Exercise aim :: Scan the entries below for the word "label". Copy each line that has it.

Material for the task ::
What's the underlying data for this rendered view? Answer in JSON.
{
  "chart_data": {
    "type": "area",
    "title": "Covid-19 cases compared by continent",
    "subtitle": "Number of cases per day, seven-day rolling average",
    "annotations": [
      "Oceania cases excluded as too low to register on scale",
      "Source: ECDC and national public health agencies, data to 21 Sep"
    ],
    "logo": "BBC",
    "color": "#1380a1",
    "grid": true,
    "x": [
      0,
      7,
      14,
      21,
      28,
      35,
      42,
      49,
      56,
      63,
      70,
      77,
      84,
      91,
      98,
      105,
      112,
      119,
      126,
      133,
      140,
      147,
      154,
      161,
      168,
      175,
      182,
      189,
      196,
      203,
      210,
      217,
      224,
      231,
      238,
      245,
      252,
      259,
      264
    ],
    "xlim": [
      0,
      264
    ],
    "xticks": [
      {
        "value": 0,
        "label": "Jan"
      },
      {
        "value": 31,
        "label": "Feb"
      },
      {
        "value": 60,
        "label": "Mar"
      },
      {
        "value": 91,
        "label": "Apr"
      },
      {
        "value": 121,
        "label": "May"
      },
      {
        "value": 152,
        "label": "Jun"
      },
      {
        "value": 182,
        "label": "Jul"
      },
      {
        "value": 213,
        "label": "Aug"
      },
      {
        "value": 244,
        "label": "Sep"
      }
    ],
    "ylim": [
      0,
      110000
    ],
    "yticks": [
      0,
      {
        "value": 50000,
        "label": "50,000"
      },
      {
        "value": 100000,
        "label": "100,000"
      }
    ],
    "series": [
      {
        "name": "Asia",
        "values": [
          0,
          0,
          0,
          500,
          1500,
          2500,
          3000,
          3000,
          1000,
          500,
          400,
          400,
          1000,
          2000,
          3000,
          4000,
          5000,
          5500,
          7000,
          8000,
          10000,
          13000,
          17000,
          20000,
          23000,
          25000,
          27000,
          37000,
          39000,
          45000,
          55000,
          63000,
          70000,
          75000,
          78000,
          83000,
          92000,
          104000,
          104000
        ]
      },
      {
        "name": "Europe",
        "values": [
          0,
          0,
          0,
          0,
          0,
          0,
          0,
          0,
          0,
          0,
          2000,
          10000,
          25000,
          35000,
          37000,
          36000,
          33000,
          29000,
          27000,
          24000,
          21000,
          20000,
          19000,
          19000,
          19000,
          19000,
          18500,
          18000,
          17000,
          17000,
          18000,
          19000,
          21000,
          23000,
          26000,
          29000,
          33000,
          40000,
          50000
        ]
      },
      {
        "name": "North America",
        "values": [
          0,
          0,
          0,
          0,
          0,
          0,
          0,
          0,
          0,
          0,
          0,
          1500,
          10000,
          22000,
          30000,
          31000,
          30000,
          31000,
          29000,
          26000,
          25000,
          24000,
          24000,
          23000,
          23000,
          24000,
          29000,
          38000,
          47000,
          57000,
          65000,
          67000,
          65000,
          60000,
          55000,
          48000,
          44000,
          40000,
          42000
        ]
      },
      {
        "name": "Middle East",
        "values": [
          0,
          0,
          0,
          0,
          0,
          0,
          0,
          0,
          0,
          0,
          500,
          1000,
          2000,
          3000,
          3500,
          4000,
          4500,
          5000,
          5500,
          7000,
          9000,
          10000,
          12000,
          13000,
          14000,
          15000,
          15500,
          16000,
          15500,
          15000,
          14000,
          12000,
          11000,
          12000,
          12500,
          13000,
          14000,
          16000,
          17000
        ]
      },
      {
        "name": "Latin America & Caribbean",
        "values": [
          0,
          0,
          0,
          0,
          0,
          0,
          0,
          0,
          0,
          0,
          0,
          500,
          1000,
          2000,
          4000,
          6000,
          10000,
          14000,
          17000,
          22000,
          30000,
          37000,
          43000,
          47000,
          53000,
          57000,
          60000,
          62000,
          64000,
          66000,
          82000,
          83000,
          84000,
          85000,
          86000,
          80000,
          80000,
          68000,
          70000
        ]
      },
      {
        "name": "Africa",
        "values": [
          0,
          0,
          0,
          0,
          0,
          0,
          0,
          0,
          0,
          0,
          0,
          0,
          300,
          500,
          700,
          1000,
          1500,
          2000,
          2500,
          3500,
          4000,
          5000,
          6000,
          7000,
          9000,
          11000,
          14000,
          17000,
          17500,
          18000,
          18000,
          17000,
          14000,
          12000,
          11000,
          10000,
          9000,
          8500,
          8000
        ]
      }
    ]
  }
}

Written reply ::
        "label": "Jan"
        "label": "Feb"
        "label": "Mar"
        "label": "Apr"
        "label": "May"
        "label": "Jun"
        "label": "Jul"
        "label": "Aug"
        "label": "Sep"
        "label": "50,000"
        "label": "100,000"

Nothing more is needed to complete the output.